Collected data entries:
%%

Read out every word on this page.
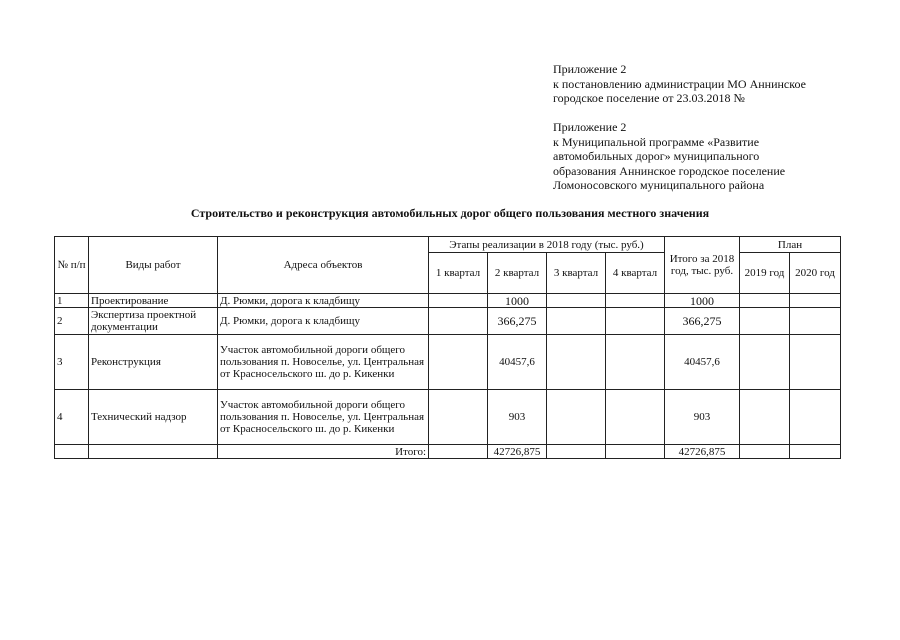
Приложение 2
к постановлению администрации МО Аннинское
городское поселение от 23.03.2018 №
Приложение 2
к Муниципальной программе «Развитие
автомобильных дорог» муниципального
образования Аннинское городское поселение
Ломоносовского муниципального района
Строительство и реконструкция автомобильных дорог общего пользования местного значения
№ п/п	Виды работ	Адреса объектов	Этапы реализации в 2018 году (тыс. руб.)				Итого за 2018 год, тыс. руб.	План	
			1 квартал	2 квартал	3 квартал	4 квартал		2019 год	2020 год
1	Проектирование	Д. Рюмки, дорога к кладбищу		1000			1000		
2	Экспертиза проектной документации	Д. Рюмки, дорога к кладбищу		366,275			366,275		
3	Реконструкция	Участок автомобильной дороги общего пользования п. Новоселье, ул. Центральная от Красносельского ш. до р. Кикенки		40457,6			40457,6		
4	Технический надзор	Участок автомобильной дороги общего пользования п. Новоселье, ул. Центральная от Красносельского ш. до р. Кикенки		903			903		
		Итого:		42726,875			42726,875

%%

# Job
Which lines of the data include "Центральная"? Copy each of them.

# Final result
3	Реконструкция	Участок автомобильной дороги общего пользования п. Новоселье, ул. Центральная от Красносельского ш. до р. Кикенки		40457,6			40457,6		
4	Технический надзор	Участок автомобильной дороги общего пользования п. Новоселье, ул. Центральная от Красносельского ш. до р. Кикенки		903			903		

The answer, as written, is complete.